## Directions for this task
Transcribe all of the material below word for word and leave out its pictures.
-- Begin Records shown --
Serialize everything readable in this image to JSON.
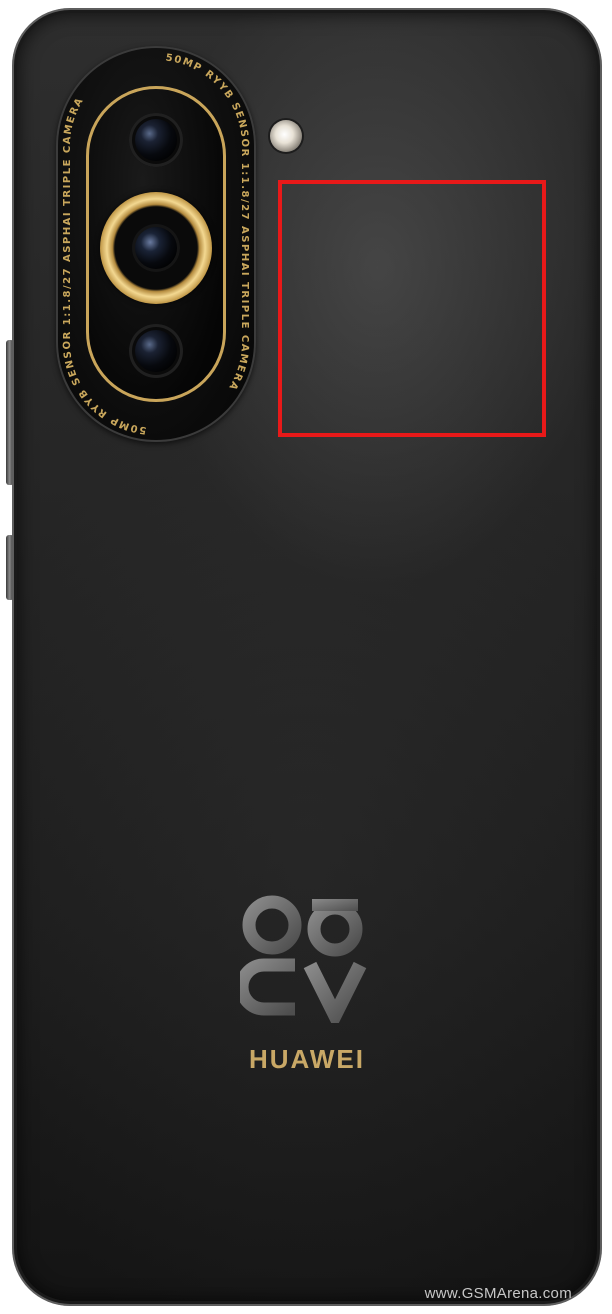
{
  "camera": {
    "ring_text_right": "50MP RYYB SENSOR 1:1.8/27 ASPH.",
    "ring_text_left": "AI TRIPLE CAMERA"
  },
  "branding": {
    "logo_name": "nova-logo-icon",
    "name": "HUAWEI"
  },
  "watermark": "www.GSMArena.com",
  "colors": {
    "body": "#242424",
    "accent_gold": "#c9a55a",
    "highlight": "#e81919"
  }
}
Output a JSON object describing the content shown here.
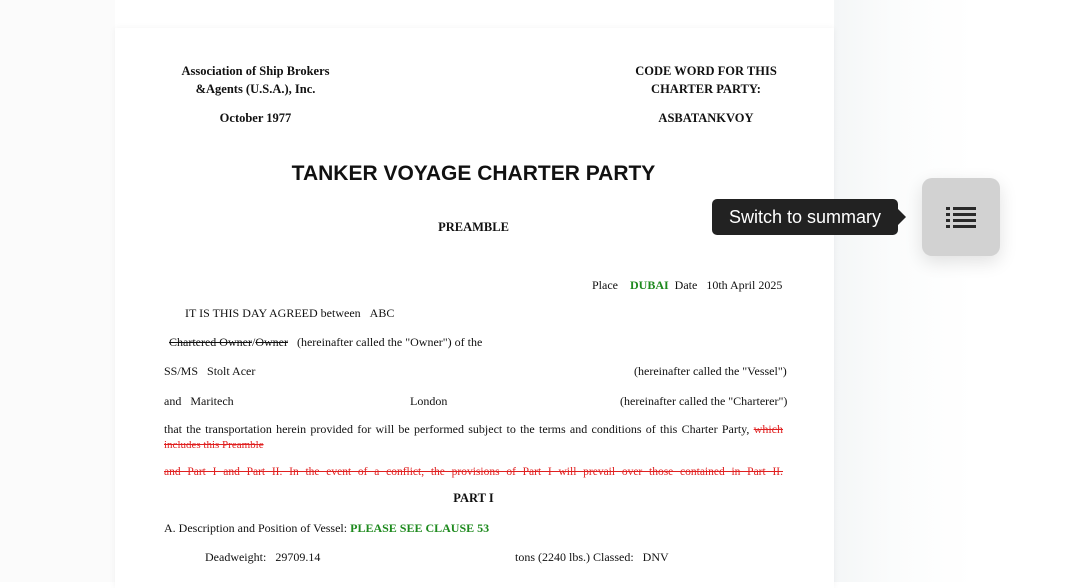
{
  "header": {
    "association_line1": "Association of Ship Brokers",
    "association_line2": "&Agents (U.S.A.), Inc.",
    "date": "October 1977",
    "code_word_line1": "CODE WORD FOR THIS",
    "code_word_line2": "CHARTER PARTY:",
    "code_word": "ASBATANKVOY"
  },
  "title": "TANKER VOYAGE CHARTER PARTY",
  "preamble_heading": "PREAMBLE",
  "place_label": "Place",
  "place_value": "DUBAI",
  "date_label": "Date",
  "date_value": "10th April 2025",
  "agreed_text": "IT IS THIS DAY AGREED between",
  "owner_name": "ABC",
  "owner_struck_1": "Chartered Owner",
  "owner_slash": "/",
  "owner_struck_2": "Owner",
  "owner_suffix": "(hereinafter called the \"Owner\") of the",
  "vessel_prefix": "SS/MS",
  "vessel_name": "Stolt Acer",
  "vessel_suffix": "(hereinafter called the \"Vessel\")",
  "charterer_prefix": "and",
  "charterer_name": "Maritech",
  "charterer_city": "London",
  "charterer_suffix": "(hereinafter called the \"Charterer\")",
  "transport_text": "that the transportation herein provided for will be performed subject to the terms and conditions of this Charter Party,",
  "transport_struck_1": "which",
  "transport_struck_2": "includes this Preamble",
  "parts_struck": "and Part I and Part II. In the event of a conflict, the provisions of Part I will prevail over those contained in Part II.",
  "part1_heading": "PART I",
  "clause_a_label": "A.   Description and Position of Vessel:",
  "clause_a_value": "PLEASE SEE CLAUSE 53",
  "deadweight_label": "Deadweight:",
  "deadweight_value": "29709.14",
  "tons_label": "tons (2240 lbs.) Classed:",
  "classed_value": "DNV",
  "tooltip": "Switch to summary",
  "icons": {
    "summary": "list-icon"
  },
  "colors": {
    "green": "#1e8a1e",
    "red": "#e02020",
    "tooltip_bg": "#222222",
    "button_bg": "#d2d2d2"
  }
}
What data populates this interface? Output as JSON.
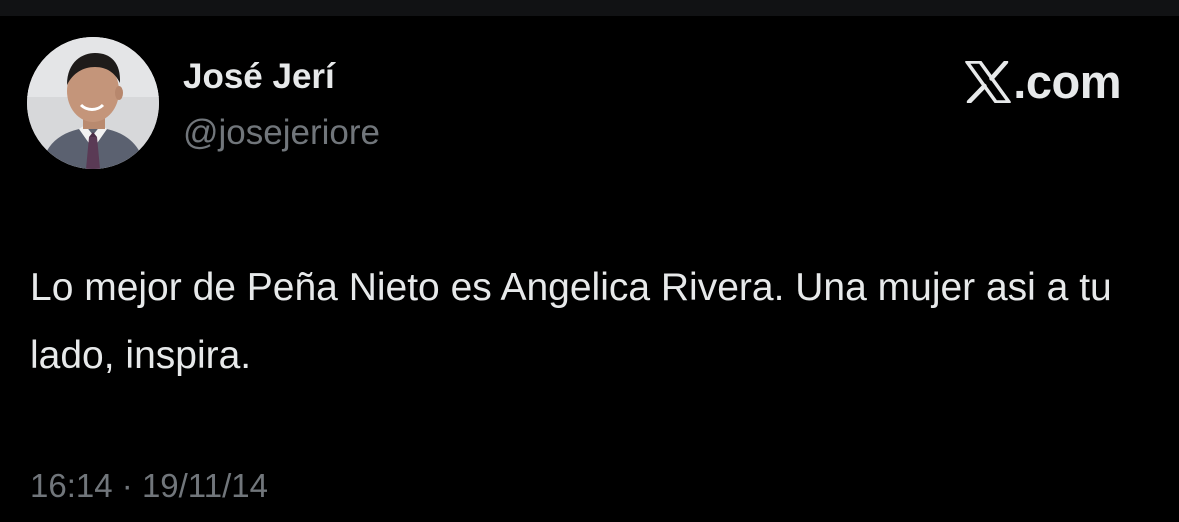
{
  "tweet": {
    "author": {
      "name": "José Jerí",
      "handle": "@josejeriore",
      "avatar": "profile-photo"
    },
    "brand": {
      "icon": "x-logo-icon",
      "suffix": ".com"
    },
    "text": "Lo mejor de Peña Nieto es Angelica Rivera. Una mujer asi a tu lado, inspira.",
    "time": "16:14",
    "separator": "·",
    "date": "19/11/14"
  },
  "colors": {
    "background": "#000000",
    "primary_text": "#e7e9ea",
    "secondary_text": "#71767b"
  }
}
-- End Records shown --
## Output below
Serialize everything readable in this image to JSON.
{
  "camera": {
    "ring_text_right": "50MP RYYB SENSOR 1:1.8/27 ASPH.",
    "ring_text_left": "AI TRIPLE CAMERA"
  },
  "branding": {
    "logo_name": "nova-logo-icon",
    "name": "HUAWEI"
  },
  "watermark": "www.GSMArena.com",
  "colors": {
    "body": "#242424",
    "accent_gold": "#c9a55a",
    "highlight": "#e81919"
  }
}
Output a JSON object describing the content shown here.
{
  "header": {
    "association_line1": "Association of Ship Brokers",
    "association_line2": "&Agents (U.S.A.), Inc.",
    "date": "October 1977",
    "code_word_line1": "CODE WORD FOR THIS",
    "code_word_line2": "CHARTER PARTY:",
    "code_word": "ASBATANKVOY"
  },
  "title": "TANKER VOYAGE CHARTER PARTY",
  "preamble_heading": "PREAMBLE",
  "place_label": "Place",
  "place_value": "DUBAI",
  "date_label": "Date",
  "date_value": "10th April 2025",
  "agreed_text": "IT IS THIS DAY AGREED between",
  "owner_name": "ABC",
  "owner_struck_1": "Chartered Owner",
  "owner_slash": "/",
  "owner_struck_2": "Owner",
  "owner_suffix": "(hereinafter called the \"Owner\") of the",
  "vessel_prefix": "SS/MS",
  "vessel_name": "Stolt Acer",
  "vessel_suffix": "(hereinafter called the \"Vessel\")",
  "charterer_prefix": "and",
  "charterer_name": "Maritech",
  "charterer_city": "London",
  "charterer_suffix": "(hereinafter called the \"Charterer\")",
  "transport_text": "that the transportation herein provided for will be performed subject to the terms and conditions of this Charter Party,",
  "transport_struck_1": "which",
  "transport_struck_2": "includes this Preamble",
  "parts_struck": "and Part I and Part II. In the event of a conflict, the provisions of Part I will prevail over those contained in Part II.",
  "part1_heading": "PART I",
  "clause_a_label": "A.   Description and Position of Vessel:",
  "clause_a_value": "PLEASE SEE CLAUSE 53",
  "deadweight_label": "Deadweight:",
  "deadweight_value": "29709.14",
  "tons_label": "tons (2240 lbs.) Classed:",
  "classed_value": "DNV",
  "tooltip": "Switch to summary",
  "icons": {
    "summary": "list-icon"
  },
  "colors": {
    "green": "#1e8a1e",
    "red": "#e02020",
    "tooltip_bg": "#222222",
    "button_bg": "#d2d2d2"
  }
}
What data populates this interface? Output as JSON.
{
  "tweet": {
    "author": {
      "name": "José Jerí",
      "handle": "@josejeriore",
      "avatar": "profile-photo"
    },
    "brand": {
      "icon": "x-logo-icon",
      "suffix": ".com"
    },
    "text": "Lo mejor de Peña Nieto es Angelica Rivera. Una mujer asi a tu lado, inspira.",
    "time": "16:14",
    "separator": "·",
    "date": "19/11/14"
  },
  "colors": {
    "background": "#000000",
    "primary_text": "#e7e9ea",
    "secondary_text": "#71767b"
  }
}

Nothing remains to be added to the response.